Dataset rows about figures >>
———

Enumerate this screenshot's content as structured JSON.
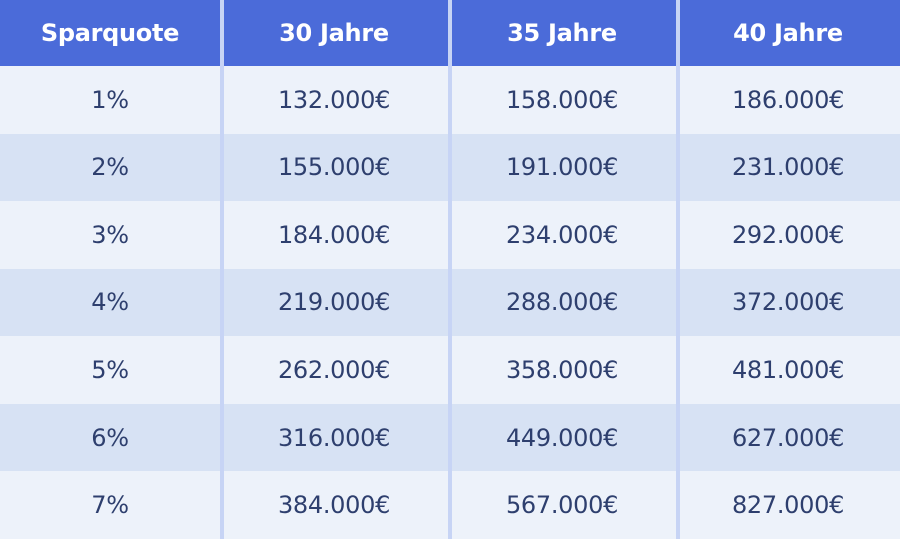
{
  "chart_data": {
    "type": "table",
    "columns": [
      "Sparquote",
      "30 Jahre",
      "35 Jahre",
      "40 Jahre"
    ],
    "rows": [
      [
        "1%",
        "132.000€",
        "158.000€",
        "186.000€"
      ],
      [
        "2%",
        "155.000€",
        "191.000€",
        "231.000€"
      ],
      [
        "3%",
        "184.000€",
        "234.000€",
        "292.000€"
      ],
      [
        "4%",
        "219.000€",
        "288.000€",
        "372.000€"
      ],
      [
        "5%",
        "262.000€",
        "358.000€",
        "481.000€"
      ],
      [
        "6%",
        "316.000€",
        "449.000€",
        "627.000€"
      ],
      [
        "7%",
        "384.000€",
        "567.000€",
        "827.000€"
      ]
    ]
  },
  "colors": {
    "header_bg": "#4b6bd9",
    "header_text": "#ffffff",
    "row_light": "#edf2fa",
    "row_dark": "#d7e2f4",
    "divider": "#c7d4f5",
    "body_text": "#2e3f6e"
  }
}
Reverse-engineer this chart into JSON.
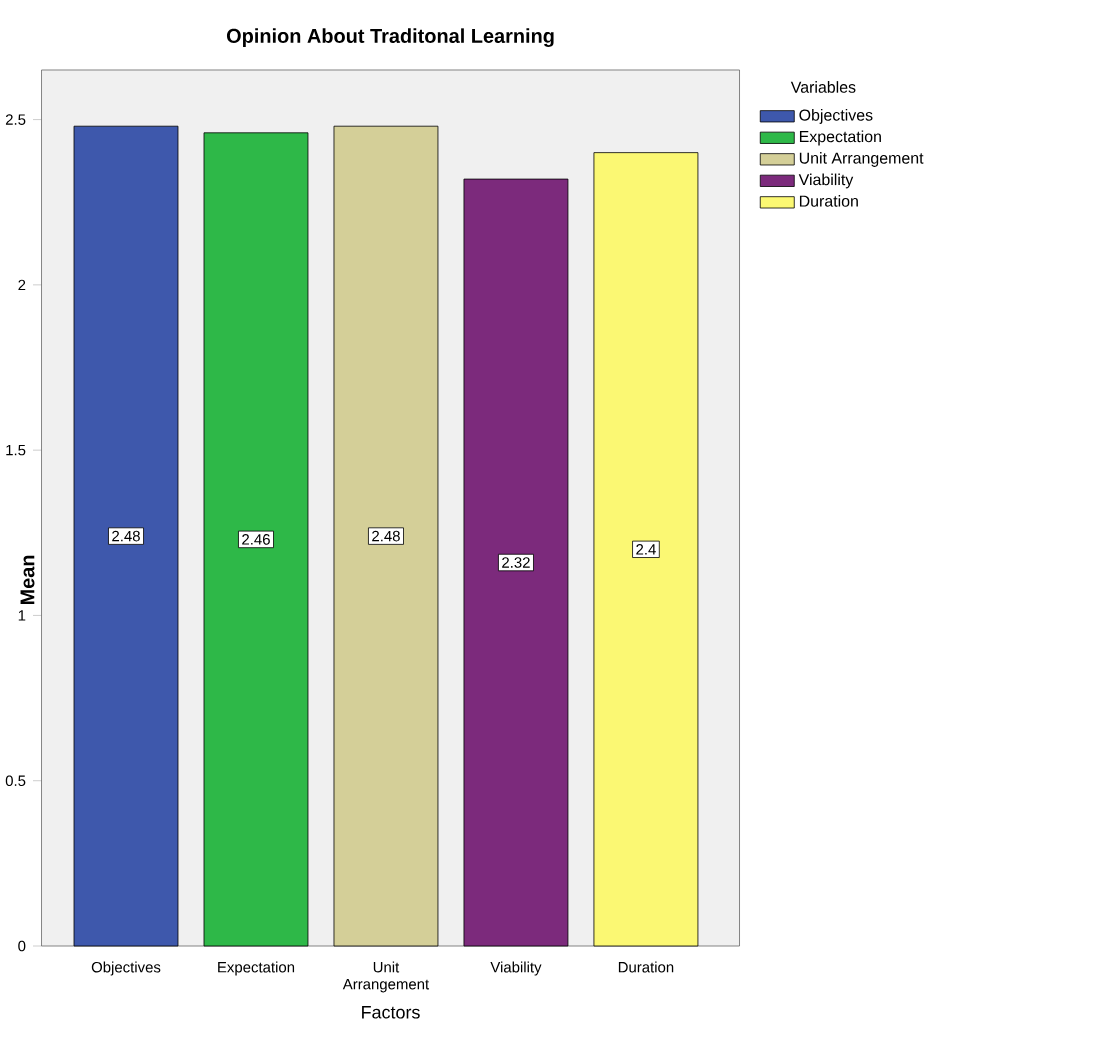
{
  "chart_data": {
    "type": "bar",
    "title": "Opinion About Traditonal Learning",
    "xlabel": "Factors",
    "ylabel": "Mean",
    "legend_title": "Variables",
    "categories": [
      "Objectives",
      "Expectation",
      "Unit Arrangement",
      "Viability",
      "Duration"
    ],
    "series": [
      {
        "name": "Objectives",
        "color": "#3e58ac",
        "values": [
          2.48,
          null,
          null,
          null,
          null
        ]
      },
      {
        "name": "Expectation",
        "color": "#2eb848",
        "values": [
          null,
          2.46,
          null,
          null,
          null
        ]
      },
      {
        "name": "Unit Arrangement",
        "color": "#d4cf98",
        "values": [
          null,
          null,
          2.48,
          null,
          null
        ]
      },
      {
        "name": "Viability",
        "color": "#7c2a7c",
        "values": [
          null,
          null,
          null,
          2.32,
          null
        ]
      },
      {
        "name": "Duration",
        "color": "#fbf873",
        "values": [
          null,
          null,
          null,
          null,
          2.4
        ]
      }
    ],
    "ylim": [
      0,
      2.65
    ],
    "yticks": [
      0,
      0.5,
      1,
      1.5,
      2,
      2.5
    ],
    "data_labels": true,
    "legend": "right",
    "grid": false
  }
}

———

Exercise >>
Reproduce every line of the listing above in which the string "Unit" appears.

Exercise output >>
      "Unit Arrangement",
        "name": "Unit Arrangement",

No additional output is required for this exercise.